Instruction: Leaving out every picture, quote the data below exactly as it appears.

- - -

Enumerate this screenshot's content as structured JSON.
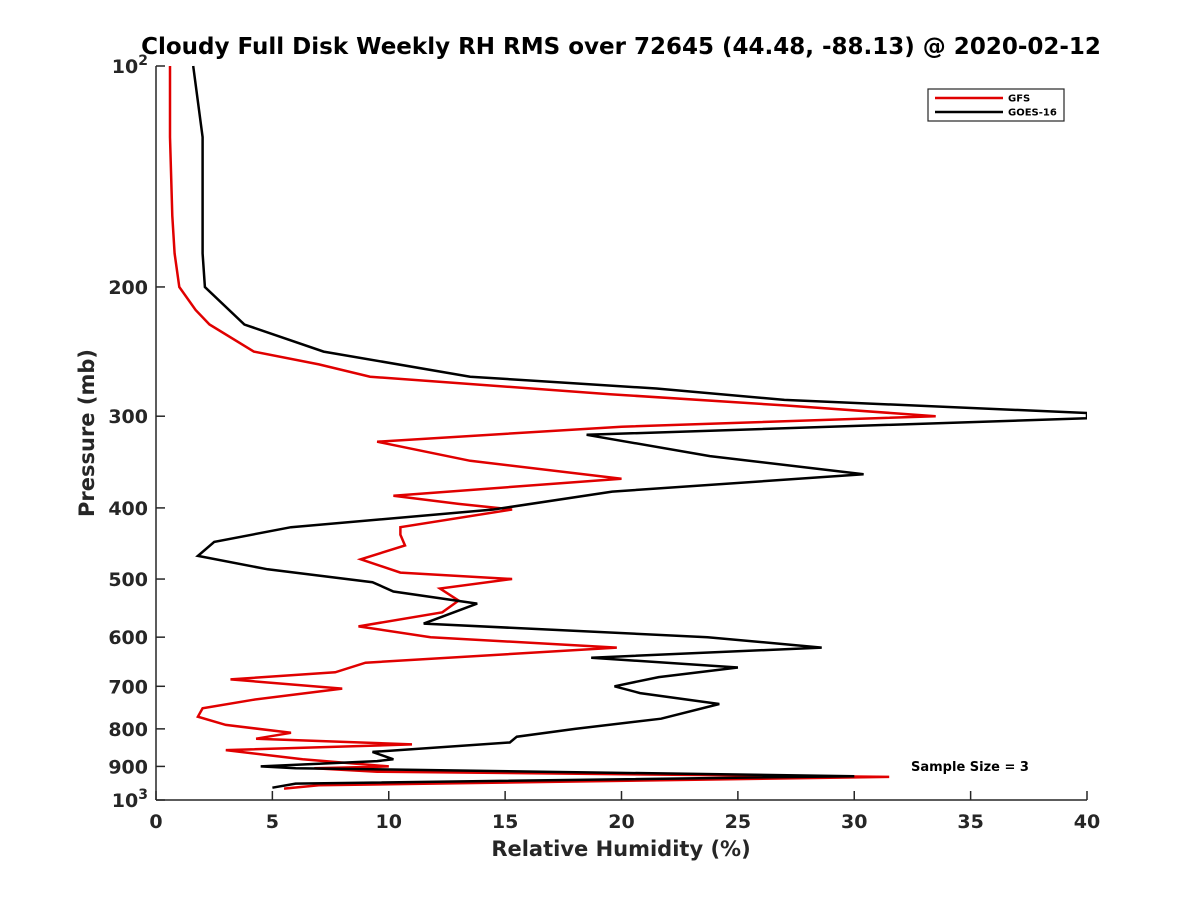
{
  "chart_data": {
    "type": "line",
    "title": "Cloudy Full Disk Weekly RH RMS over 72645 (44.48, -88.13) @ 2020-02-12",
    "xlabel": "Relative Humidity (%)",
    "ylabel": "Pressure (mb)",
    "xlim": [
      0,
      40
    ],
    "ylim": [
      100,
      1000
    ],
    "y_scale": "log",
    "y_reversed": true,
    "grid": false,
    "legend_position": "top-right",
    "x_ticks": [
      "0",
      "5",
      "10",
      "15",
      "20",
      "25",
      "30",
      "35",
      "40"
    ],
    "y_ticks": [
      {
        "value": 100,
        "base": "10",
        "exp": "2"
      },
      {
        "value": 200,
        "label": "200"
      },
      {
        "value": 300,
        "label": "300"
      },
      {
        "value": 400,
        "label": "400"
      },
      {
        "value": 500,
        "label": "500"
      },
      {
        "value": 600,
        "label": "600"
      },
      {
        "value": 700,
        "label": "700"
      },
      {
        "value": 800,
        "label": "800"
      },
      {
        "value": 900,
        "label": "900"
      },
      {
        "value": 1000,
        "base": "10",
        "exp": "3"
      }
    ],
    "annotation": "Sample Size = 3",
    "series": [
      {
        "name": "GFS",
        "color": "#e00000",
        "points": [
          [
            0.6,
            100
          ],
          [
            0.6,
            125
          ],
          [
            0.7,
            160
          ],
          [
            0.8,
            180
          ],
          [
            1.0,
            200
          ],
          [
            1.7,
            215
          ],
          [
            2.3,
            225
          ],
          [
            4.2,
            245
          ],
          [
            7.0,
            255
          ],
          [
            9.2,
            265
          ],
          [
            19.5,
            280
          ],
          [
            27.0,
            290
          ],
          [
            33.5,
            300
          ],
          [
            20.0,
            310
          ],
          [
            9.5,
            325
          ],
          [
            13.5,
            345
          ],
          [
            20.0,
            365
          ],
          [
            10.2,
            385
          ],
          [
            13.0,
            395
          ],
          [
            15.3,
            402
          ],
          [
            10.5,
            425
          ],
          [
            10.5,
            435
          ],
          [
            10.7,
            450
          ],
          [
            8.8,
            470
          ],
          [
            10.5,
            490
          ],
          [
            15.3,
            500
          ],
          [
            12.2,
            515
          ],
          [
            13.0,
            535
          ],
          [
            12.3,
            555
          ],
          [
            8.7,
            580
          ],
          [
            11.8,
            600
          ],
          [
            19.8,
            620
          ],
          [
            9.0,
            650
          ],
          [
            7.7,
            670
          ],
          [
            3.2,
            685
          ],
          [
            8.0,
            705
          ],
          [
            4.2,
            730
          ],
          [
            2.0,
            750
          ],
          [
            1.8,
            770
          ],
          [
            3.0,
            790
          ],
          [
            5.8,
            810
          ],
          [
            4.3,
            825
          ],
          [
            11.0,
            840
          ],
          [
            3.0,
            855
          ],
          [
            6.3,
            880
          ],
          [
            10.0,
            900
          ],
          [
            6.8,
            905
          ],
          [
            9.5,
            915
          ],
          [
            31.5,
            930
          ],
          [
            7.0,
            955
          ],
          [
            5.5,
            965
          ]
        ]
      },
      {
        "name": "GOES-16",
        "color": "#000000",
        "points": [
          [
            1.6,
            100
          ],
          [
            2.0,
            125
          ],
          [
            2.0,
            160
          ],
          [
            2.0,
            180
          ],
          [
            2.1,
            200
          ],
          [
            3.8,
            225
          ],
          [
            7.2,
            245
          ],
          [
            13.5,
            265
          ],
          [
            21.5,
            275
          ],
          [
            27.0,
            285
          ],
          [
            40.0,
            297
          ],
          [
            40.0,
            302
          ],
          [
            18.5,
            318
          ],
          [
            23.8,
            340
          ],
          [
            30.4,
            360
          ],
          [
            19.6,
            380
          ],
          [
            14.5,
            402
          ],
          [
            5.8,
            425
          ],
          [
            2.5,
            445
          ],
          [
            1.8,
            465
          ],
          [
            4.8,
            485
          ],
          [
            9.3,
            505
          ],
          [
            10.2,
            520
          ],
          [
            13.8,
            540
          ],
          [
            12.8,
            555
          ],
          [
            11.5,
            575
          ],
          [
            23.7,
            600
          ],
          [
            28.6,
            620
          ],
          [
            18.7,
            640
          ],
          [
            25.0,
            660
          ],
          [
            21.6,
            680
          ],
          [
            19.7,
            700
          ],
          [
            20.8,
            715
          ],
          [
            24.2,
            740
          ],
          [
            21.7,
            775
          ],
          [
            18.0,
            800
          ],
          [
            15.5,
            820
          ],
          [
            15.2,
            835
          ],
          [
            9.3,
            860
          ],
          [
            10.2,
            880
          ],
          [
            9.5,
            885
          ],
          [
            4.5,
            900
          ],
          [
            6.0,
            905
          ],
          [
            30.0,
            928
          ],
          [
            6.0,
            950
          ],
          [
            5.0,
            962
          ]
        ]
      }
    ]
  }
}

- - -

Solution for this task:
Enumerate this screenshot's content as structured JSON.
{
  "chart_data": {
    "type": "line",
    "title": "Cloudy Full Disk Weekly RH RMS over 72645 (44.48, -88.13) @ 2020-02-12",
    "xlabel": "Relative Humidity (%)",
    "ylabel": "Pressure (mb)",
    "xlim": [
      0,
      40
    ],
    "ylim": [
      100,
      1000
    ],
    "y_scale": "log",
    "y_reversed": true,
    "grid": false,
    "legend_position": "top-right",
    "x_ticks": [
      "0",
      "5",
      "10",
      "15",
      "20",
      "25",
      "30",
      "35",
      "40"
    ],
    "y_ticks": [
      {
        "value": 100,
        "base": "10",
        "exp": "2"
      },
      {
        "value": 200,
        "label": "200"
      },
      {
        "value": 300,
        "label": "300"
      },
      {
        "value": 400,
        "label": "400"
      },
      {
        "value": 500,
        "label": "500"
      },
      {
        "value": 600,
        "label": "600"
      },
      {
        "value": 700,
        "label": "700"
      },
      {
        "value": 800,
        "label": "800"
      },
      {
        "value": 900,
        "label": "900"
      },
      {
        "value": 1000,
        "base": "10",
        "exp": "3"
      }
    ],
    "annotation": "Sample Size = 3",
    "series": [
      {
        "name": "GFS",
        "color": "#e00000",
        "points": [
          [
            0.6,
            100
          ],
          [
            0.6,
            125
          ],
          [
            0.7,
            160
          ],
          [
            0.8,
            180
          ],
          [
            1.0,
            200
          ],
          [
            1.7,
            215
          ],
          [
            2.3,
            225
          ],
          [
            4.2,
            245
          ],
          [
            7.0,
            255
          ],
          [
            9.2,
            265
          ],
          [
            19.5,
            280
          ],
          [
            27.0,
            290
          ],
          [
            33.5,
            300
          ],
          [
            20.0,
            310
          ],
          [
            9.5,
            325
          ],
          [
            13.5,
            345
          ],
          [
            20.0,
            365
          ],
          [
            10.2,
            385
          ],
          [
            13.0,
            395
          ],
          [
            15.3,
            402
          ],
          [
            10.5,
            425
          ],
          [
            10.5,
            435
          ],
          [
            10.7,
            450
          ],
          [
            8.8,
            470
          ],
          [
            10.5,
            490
          ],
          [
            15.3,
            500
          ],
          [
            12.2,
            515
          ],
          [
            13.0,
            535
          ],
          [
            12.3,
            555
          ],
          [
            8.7,
            580
          ],
          [
            11.8,
            600
          ],
          [
            19.8,
            620
          ],
          [
            9.0,
            650
          ],
          [
            7.7,
            670
          ],
          [
            3.2,
            685
          ],
          [
            8.0,
            705
          ],
          [
            4.2,
            730
          ],
          [
            2.0,
            750
          ],
          [
            1.8,
            770
          ],
          [
            3.0,
            790
          ],
          [
            5.8,
            810
          ],
          [
            4.3,
            825
          ],
          [
            11.0,
            840
          ],
          [
            3.0,
            855
          ],
          [
            6.3,
            880
          ],
          [
            10.0,
            900
          ],
          [
            6.8,
            905
          ],
          [
            9.5,
            915
          ],
          [
            31.5,
            930
          ],
          [
            7.0,
            955
          ],
          [
            5.5,
            965
          ]
        ]
      },
      {
        "name": "GOES-16",
        "color": "#000000",
        "points": [
          [
            1.6,
            100
          ],
          [
            2.0,
            125
          ],
          [
            2.0,
            160
          ],
          [
            2.0,
            180
          ],
          [
            2.1,
            200
          ],
          [
            3.8,
            225
          ],
          [
            7.2,
            245
          ],
          [
            13.5,
            265
          ],
          [
            21.5,
            275
          ],
          [
            27.0,
            285
          ],
          [
            40.0,
            297
          ],
          [
            40.0,
            302
          ],
          [
            18.5,
            318
          ],
          [
            23.8,
            340
          ],
          [
            30.4,
            360
          ],
          [
            19.6,
            380
          ],
          [
            14.5,
            402
          ],
          [
            5.8,
            425
          ],
          [
            2.5,
            445
          ],
          [
            1.8,
            465
          ],
          [
            4.8,
            485
          ],
          [
            9.3,
            505
          ],
          [
            10.2,
            520
          ],
          [
            13.8,
            540
          ],
          [
            12.8,
            555
          ],
          [
            11.5,
            575
          ],
          [
            23.7,
            600
          ],
          [
            28.6,
            620
          ],
          [
            18.7,
            640
          ],
          [
            25.0,
            660
          ],
          [
            21.6,
            680
          ],
          [
            19.7,
            700
          ],
          [
            20.8,
            715
          ],
          [
            24.2,
            740
          ],
          [
            21.7,
            775
          ],
          [
            18.0,
            800
          ],
          [
            15.5,
            820
          ],
          [
            15.2,
            835
          ],
          [
            9.3,
            860
          ],
          [
            10.2,
            880
          ],
          [
            9.5,
            885
          ],
          [
            4.5,
            900
          ],
          [
            6.0,
            905
          ],
          [
            30.0,
            928
          ],
          [
            6.0,
            950
          ],
          [
            5.0,
            962
          ]
        ]
      }
    ]
  }
}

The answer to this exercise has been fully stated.